## Task set
1. In the commentary on the Clinton–Sanders debate, what does it say would be pretty much the only way Democrats could lose the election?
2. Pick up the commentary on the Clinton–Sanders debate after its final sentence and write the next part.

## Source excerpt
** BEGIN **
By all accounts the most recent debate was loud and acrimonious, with Hillary Clinton and Bernie Sanders shouting at each other simultaneously. Can you even imagine Barack Obama shouting at someone in a debate?
As embarrassing as that behavior was, the sharpness of attacks and the stories coming out of the Sanders campaign in particular are alarming some observers with the possibility of a split party going into a fateful election, where pretty much the only possibility of losing it would be Democratic voters staying home.
In particular the Sanders campaign is making the argument that Hillary's delegate lead is based on primary wins that don't reflect the will of the party because they were in the red states South. Or as Ed Kilgore ended his review of the debate:
Sanders seems to be trying out an argument that Clinton's nomination-contest victories are irrelevant because they happened at the wrong time (early in the process), the wrong place (the South), or with the wrong supporters (old Democrats rather than young independents).
If he goes over the brink into a claim that a pledged-delegate victory by Clinton is illegitimate, the Democratic convention could be nearly as divisive as the Republican confab looks sure to become. After tonight, the superior unity of Democrats is at least partially in question for the first time.
** END **
## Entries provided
** BEGIN **
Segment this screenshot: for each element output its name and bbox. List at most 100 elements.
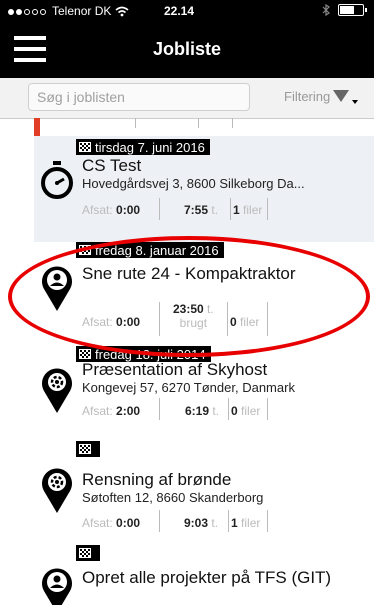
** END **
** BEGIN **
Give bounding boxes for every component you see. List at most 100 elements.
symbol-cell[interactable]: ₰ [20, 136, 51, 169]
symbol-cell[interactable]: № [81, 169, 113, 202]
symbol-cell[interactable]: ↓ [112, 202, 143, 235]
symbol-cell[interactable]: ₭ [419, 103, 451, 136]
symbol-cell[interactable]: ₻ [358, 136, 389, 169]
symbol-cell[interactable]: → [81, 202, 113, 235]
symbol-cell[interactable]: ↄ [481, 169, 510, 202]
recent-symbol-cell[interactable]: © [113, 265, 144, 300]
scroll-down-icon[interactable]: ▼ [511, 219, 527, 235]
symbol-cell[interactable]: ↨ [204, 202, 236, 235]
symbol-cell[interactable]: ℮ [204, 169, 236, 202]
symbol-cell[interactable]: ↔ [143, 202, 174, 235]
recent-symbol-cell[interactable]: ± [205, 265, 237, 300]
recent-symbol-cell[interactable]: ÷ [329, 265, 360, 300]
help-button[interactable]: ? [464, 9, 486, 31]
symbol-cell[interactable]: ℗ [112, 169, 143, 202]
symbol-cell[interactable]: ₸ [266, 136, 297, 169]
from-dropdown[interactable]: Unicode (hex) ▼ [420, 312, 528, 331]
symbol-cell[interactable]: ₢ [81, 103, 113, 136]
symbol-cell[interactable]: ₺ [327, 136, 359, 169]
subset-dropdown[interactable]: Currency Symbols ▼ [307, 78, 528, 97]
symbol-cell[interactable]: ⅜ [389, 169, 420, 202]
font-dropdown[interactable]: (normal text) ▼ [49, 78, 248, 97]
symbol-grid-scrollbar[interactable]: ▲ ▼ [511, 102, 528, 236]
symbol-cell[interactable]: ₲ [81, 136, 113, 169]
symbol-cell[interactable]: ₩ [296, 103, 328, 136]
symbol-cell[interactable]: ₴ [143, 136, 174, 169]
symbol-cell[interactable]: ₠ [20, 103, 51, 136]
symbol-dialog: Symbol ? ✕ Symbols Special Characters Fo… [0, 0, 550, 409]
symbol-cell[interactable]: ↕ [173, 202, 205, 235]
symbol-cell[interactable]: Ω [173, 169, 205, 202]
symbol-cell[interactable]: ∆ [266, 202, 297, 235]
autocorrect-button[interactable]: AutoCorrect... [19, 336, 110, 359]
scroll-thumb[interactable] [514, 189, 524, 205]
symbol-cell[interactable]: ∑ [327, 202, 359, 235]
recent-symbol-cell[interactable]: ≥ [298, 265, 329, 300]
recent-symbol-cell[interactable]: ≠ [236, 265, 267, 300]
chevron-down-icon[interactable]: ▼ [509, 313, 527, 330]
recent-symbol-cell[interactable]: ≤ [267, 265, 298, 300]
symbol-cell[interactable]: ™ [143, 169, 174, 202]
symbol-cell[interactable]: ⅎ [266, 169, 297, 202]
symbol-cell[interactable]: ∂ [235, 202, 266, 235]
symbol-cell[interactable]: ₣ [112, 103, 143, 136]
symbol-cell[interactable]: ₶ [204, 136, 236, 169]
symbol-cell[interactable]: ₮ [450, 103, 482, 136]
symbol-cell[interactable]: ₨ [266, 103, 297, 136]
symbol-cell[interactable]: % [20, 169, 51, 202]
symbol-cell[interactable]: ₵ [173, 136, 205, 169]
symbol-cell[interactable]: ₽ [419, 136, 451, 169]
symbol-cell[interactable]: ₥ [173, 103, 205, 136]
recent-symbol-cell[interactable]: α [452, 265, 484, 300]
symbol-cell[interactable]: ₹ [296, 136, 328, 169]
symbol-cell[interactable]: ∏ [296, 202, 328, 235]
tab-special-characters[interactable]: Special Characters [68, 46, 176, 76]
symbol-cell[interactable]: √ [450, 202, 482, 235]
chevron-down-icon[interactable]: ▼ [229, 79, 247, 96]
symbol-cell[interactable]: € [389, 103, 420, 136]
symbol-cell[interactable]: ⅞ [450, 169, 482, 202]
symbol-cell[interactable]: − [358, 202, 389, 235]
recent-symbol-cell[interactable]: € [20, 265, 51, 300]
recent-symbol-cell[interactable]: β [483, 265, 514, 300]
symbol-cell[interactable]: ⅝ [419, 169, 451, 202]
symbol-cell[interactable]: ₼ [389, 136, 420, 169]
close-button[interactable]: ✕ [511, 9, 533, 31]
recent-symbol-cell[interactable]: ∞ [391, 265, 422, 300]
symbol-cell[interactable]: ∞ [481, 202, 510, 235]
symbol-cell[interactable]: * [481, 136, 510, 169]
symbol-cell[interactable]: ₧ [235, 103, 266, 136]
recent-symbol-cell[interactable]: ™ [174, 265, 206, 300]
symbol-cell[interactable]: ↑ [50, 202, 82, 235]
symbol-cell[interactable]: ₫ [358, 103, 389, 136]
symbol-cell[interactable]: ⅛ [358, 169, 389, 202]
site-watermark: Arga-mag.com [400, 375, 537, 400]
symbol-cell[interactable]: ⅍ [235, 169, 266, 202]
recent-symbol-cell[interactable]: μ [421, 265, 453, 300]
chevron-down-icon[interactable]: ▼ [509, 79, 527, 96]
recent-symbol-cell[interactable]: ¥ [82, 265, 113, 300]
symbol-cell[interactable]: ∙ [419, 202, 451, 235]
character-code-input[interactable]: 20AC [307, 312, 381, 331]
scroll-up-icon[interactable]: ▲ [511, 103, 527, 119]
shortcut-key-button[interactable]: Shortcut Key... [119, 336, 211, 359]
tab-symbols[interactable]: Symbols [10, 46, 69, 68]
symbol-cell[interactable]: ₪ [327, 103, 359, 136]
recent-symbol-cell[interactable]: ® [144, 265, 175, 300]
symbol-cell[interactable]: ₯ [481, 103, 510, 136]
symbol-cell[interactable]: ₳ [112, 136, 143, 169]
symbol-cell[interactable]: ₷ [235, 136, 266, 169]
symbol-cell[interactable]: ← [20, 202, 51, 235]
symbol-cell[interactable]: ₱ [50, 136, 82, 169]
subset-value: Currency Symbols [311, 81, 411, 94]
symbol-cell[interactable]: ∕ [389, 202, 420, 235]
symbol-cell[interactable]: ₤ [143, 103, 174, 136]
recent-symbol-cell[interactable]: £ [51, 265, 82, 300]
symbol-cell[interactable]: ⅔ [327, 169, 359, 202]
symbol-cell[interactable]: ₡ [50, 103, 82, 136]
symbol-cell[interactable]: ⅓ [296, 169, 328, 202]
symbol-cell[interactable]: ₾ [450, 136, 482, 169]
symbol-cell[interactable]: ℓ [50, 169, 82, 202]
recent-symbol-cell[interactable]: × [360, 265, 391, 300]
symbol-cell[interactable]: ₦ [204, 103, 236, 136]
** END **
## Expected answers
1. Democratic voters staying home.

2.
(Kilgore followed up with a piece dissecting this argument, finding the argument strange in that Hillary didn't win white southerners so much as African Americans, and one of her biggest wins was in Florida, a swing state. The argument seemed to be saying that the young white voters Sanders was winning counted more than older and non-white voters Hillary was winning.)
Beyond this argument there were charges that Sanders supporters were getting a little too enthusiastic, making unfortunate metaphors about "corporate whores" and at least making noises about harassing delegates.
Paul Krugman for one saw Sanders righteousness turning into self-righteousness. After evaluating Sanders' statements on the Big Banks as lacking realistic solutions, he wondered if this increasingly angry tone and Trumpish behavior was moving towards a schism in the party:
Is Mr. Sanders positioning himself to join the “Bernie or bust” crowd, walking away if he can’t pull off an extraordinary upset, and possibly helping put Donald Trump or Ted Cruz in the White House? If not, what does he think he’s doing?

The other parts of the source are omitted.